### SOURCE DATA
- - - - -

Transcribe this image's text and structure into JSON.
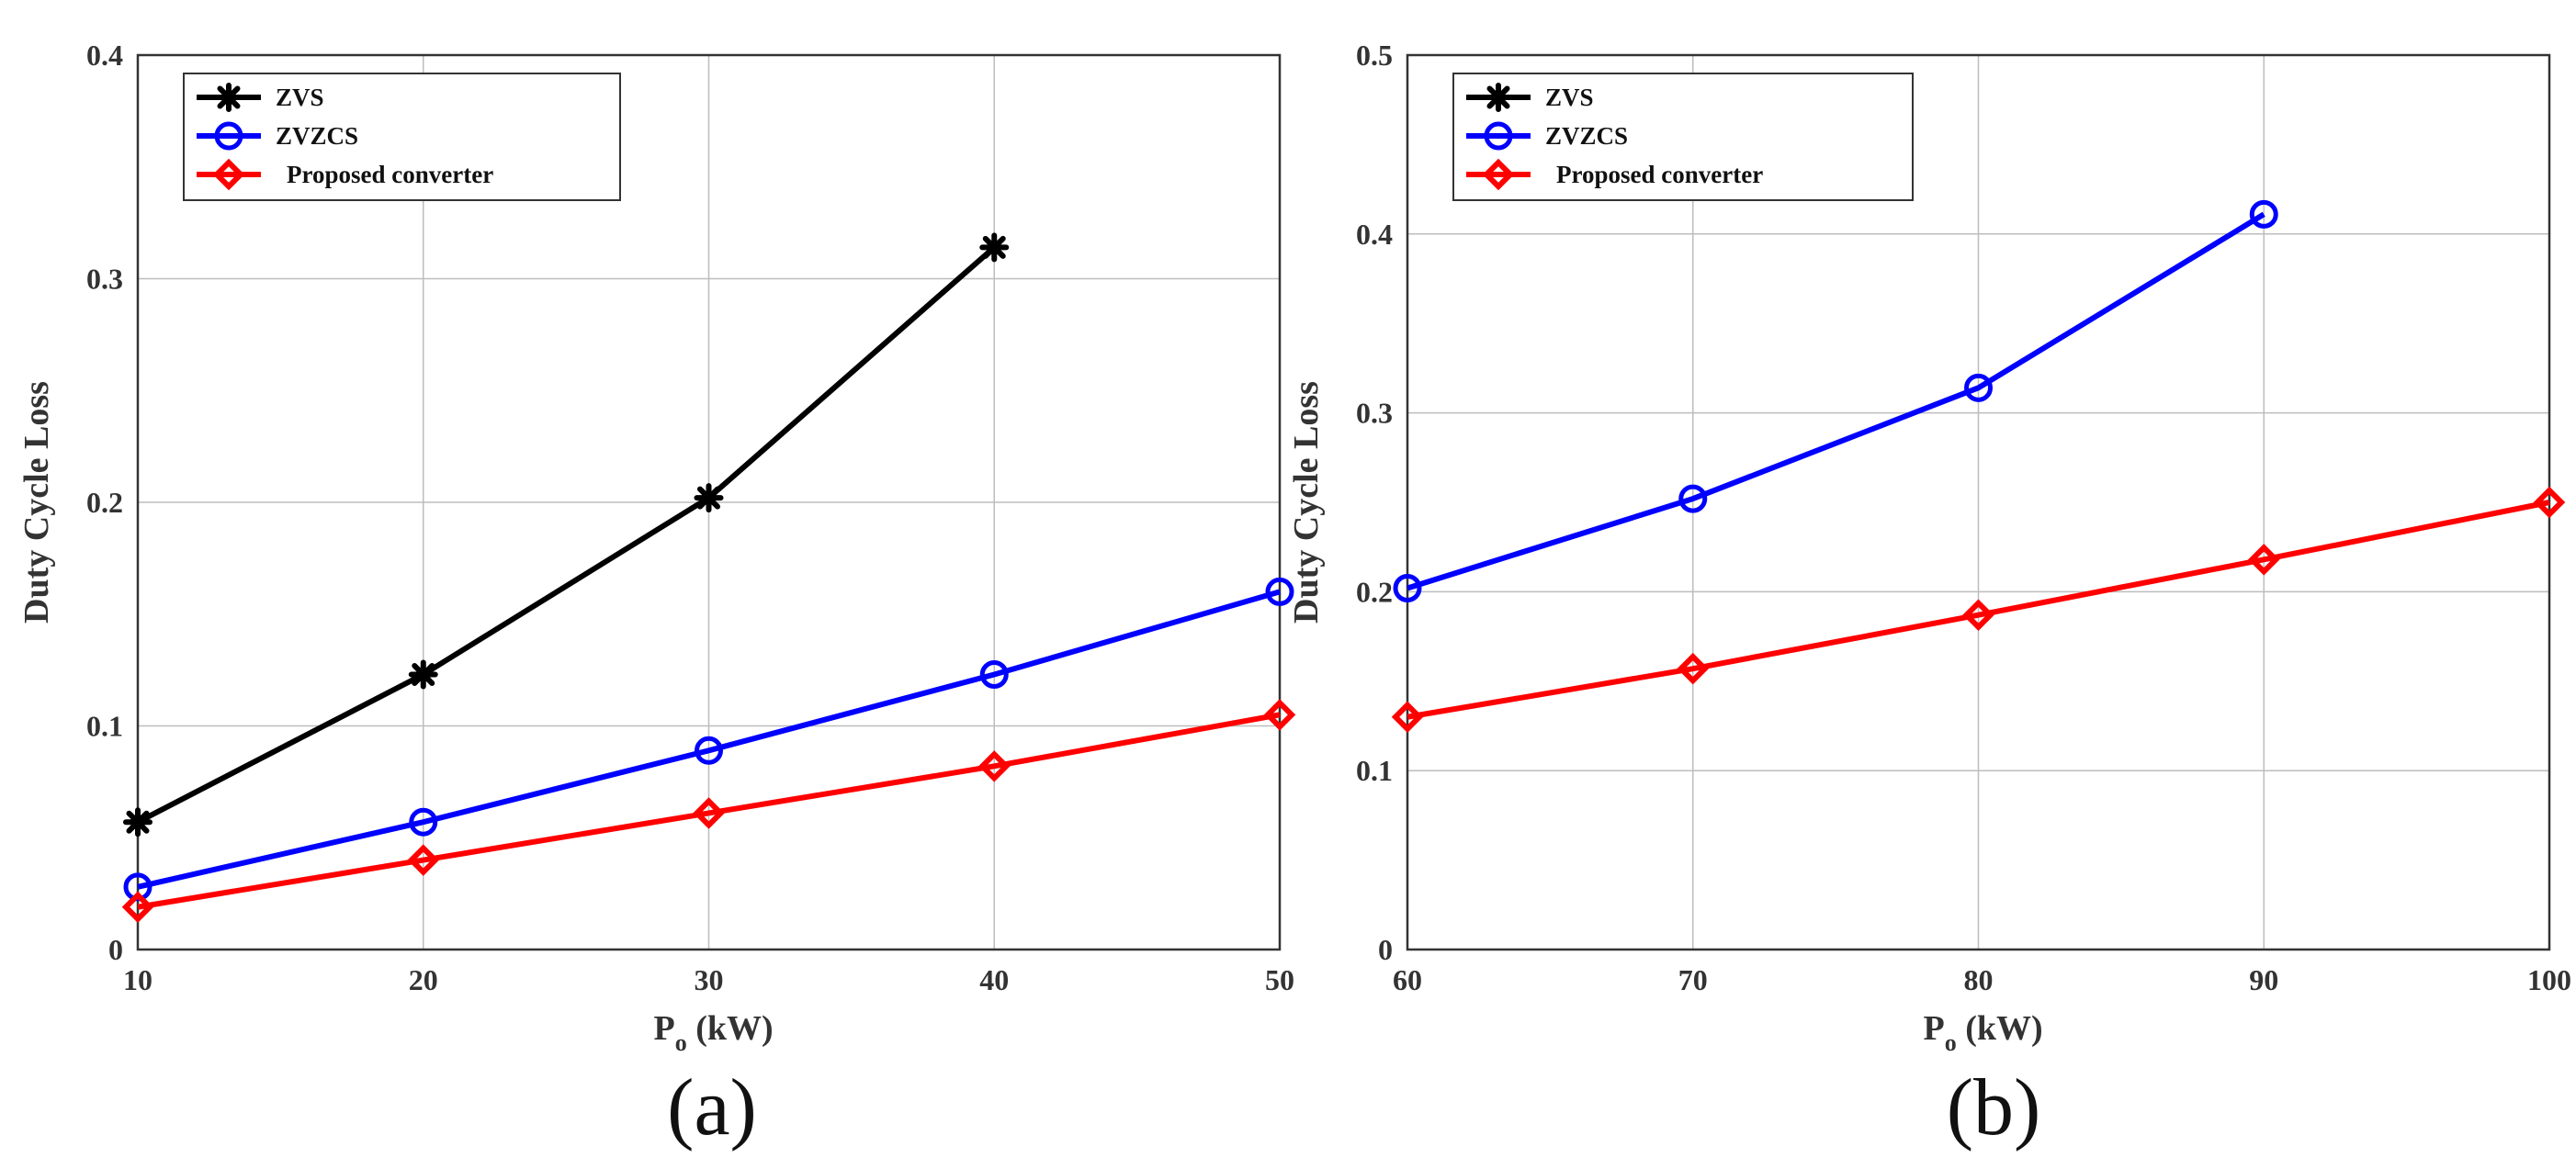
{
  "chart_data": [
    {
      "type": "line",
      "caption": "(a)",
      "xlabel_main": "P",
      "xlabel_sub": "o",
      "xlabel_unit": " (kW)",
      "ylabel": "Duty Cycle Loss",
      "xlim": [
        10,
        50
      ],
      "ylim": [
        0,
        0.4
      ],
      "xticks": [
        10,
        20,
        30,
        40,
        50
      ],
      "yticks": [
        0,
        0.1,
        0.2,
        0.3,
        0.4
      ],
      "ytick_labels": [
        "0",
        "0.1",
        "0.2",
        "0.3",
        "0.4"
      ],
      "grid": true,
      "legend_position": "top-left",
      "series": [
        {
          "name": "ZVS",
          "color": "#000000",
          "marker": "star",
          "x": [
            10,
            20,
            30,
            40
          ],
          "values": [
            0.057,
            0.123,
            0.202,
            0.314
          ]
        },
        {
          "name": "ZVZCS",
          "color": "#0000ff",
          "marker": "circle",
          "x": [
            10,
            20,
            30,
            40,
            50
          ],
          "values": [
            0.028,
            0.057,
            0.089,
            0.123,
            0.16
          ]
        },
        {
          "name": "Proposed converter",
          "color": "#ff0000",
          "marker": "diamond",
          "x": [
            10,
            20,
            30,
            40,
            50
          ],
          "values": [
            0.019,
            0.04,
            0.061,
            0.082,
            0.105
          ]
        }
      ]
    },
    {
      "type": "line",
      "caption": "(b)",
      "xlabel_main": "P",
      "xlabel_sub": "o",
      "xlabel_unit": " (kW)",
      "ylabel": "Duty Cycle Loss",
      "xlim": [
        60,
        100
      ],
      "ylim": [
        0,
        0.5
      ],
      "xticks": [
        60,
        70,
        80,
        90,
        100
      ],
      "yticks": [
        0,
        0.1,
        0.2,
        0.3,
        0.4,
        0.5
      ],
      "ytick_labels": [
        "0",
        "0.1",
        "0.2",
        "0.3",
        "0.4",
        "0.5"
      ],
      "grid": true,
      "legend_position": "top-left",
      "series": [
        {
          "name": "ZVS",
          "color": "#000000",
          "marker": "star",
          "x": [],
          "values": []
        },
        {
          "name": "ZVZCS",
          "color": "#0000ff",
          "marker": "circle",
          "x": [
            60,
            70,
            80,
            90
          ],
          "values": [
            0.202,
            0.252,
            0.314,
            0.411
          ]
        },
        {
          "name": "Proposed converter",
          "color": "#ff0000",
          "marker": "diamond",
          "x": [
            60,
            70,
            80,
            90,
            100
          ],
          "values": [
            0.13,
            0.157,
            0.187,
            0.218,
            0.25
          ]
        }
      ]
    }
  ]
}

- - - - -

### BRIEF
Write out all the entries word for word, but skip any images.

### OUTPUT OF THE TASK
Transcribe this image's text and structure into JSON.
{
  "chart_data": [
    {
      "type": "line",
      "caption": "(a)",
      "xlabel_main": "P",
      "xlabel_sub": "o",
      "xlabel_unit": " (kW)",
      "ylabel": "Duty Cycle Loss",
      "xlim": [
        10,
        50
      ],
      "ylim": [
        0,
        0.4
      ],
      "xticks": [
        10,
        20,
        30,
        40,
        50
      ],
      "yticks": [
        0,
        0.1,
        0.2,
        0.3,
        0.4
      ],
      "ytick_labels": [
        "0",
        "0.1",
        "0.2",
        "0.3",
        "0.4"
      ],
      "grid": true,
      "legend_position": "top-left",
      "series": [
        {
          "name": "ZVS",
          "color": "#000000",
          "marker": "star",
          "x": [
            10,
            20,
            30,
            40
          ],
          "values": [
            0.057,
            0.123,
            0.202,
            0.314
          ]
        },
        {
          "name": "ZVZCS",
          "color": "#0000ff",
          "marker": "circle",
          "x": [
            10,
            20,
            30,
            40,
            50
          ],
          "values": [
            0.028,
            0.057,
            0.089,
            0.123,
            0.16
          ]
        },
        {
          "name": "Proposed converter",
          "color": "#ff0000",
          "marker": "diamond",
          "x": [
            10,
            20,
            30,
            40,
            50
          ],
          "values": [
            0.019,
            0.04,
            0.061,
            0.082,
            0.105
          ]
        }
      ]
    },
    {
      "type": "line",
      "caption": "(b)",
      "xlabel_main": "P",
      "xlabel_sub": "o",
      "xlabel_unit": " (kW)",
      "ylabel": "Duty Cycle Loss",
      "xlim": [
        60,
        100
      ],
      "ylim": [
        0,
        0.5
      ],
      "xticks": [
        60,
        70,
        80,
        90,
        100
      ],
      "yticks": [
        0,
        0.1,
        0.2,
        0.3,
        0.4,
        0.5
      ],
      "ytick_labels": [
        "0",
        "0.1",
        "0.2",
        "0.3",
        "0.4",
        "0.5"
      ],
      "grid": true,
      "legend_position": "top-left",
      "series": [
        {
          "name": "ZVS",
          "color": "#000000",
          "marker": "star",
          "x": [],
          "values": []
        },
        {
          "name": "ZVZCS",
          "color": "#0000ff",
          "marker": "circle",
          "x": [
            60,
            70,
            80,
            90
          ],
          "values": [
            0.202,
            0.252,
            0.314,
            0.411
          ]
        },
        {
          "name": "Proposed converter",
          "color": "#ff0000",
          "marker": "diamond",
          "x": [
            60,
            70,
            80,
            90,
            100
          ],
          "values": [
            0.13,
            0.157,
            0.187,
            0.218,
            0.25
          ]
        }
      ]
    }
  ]
}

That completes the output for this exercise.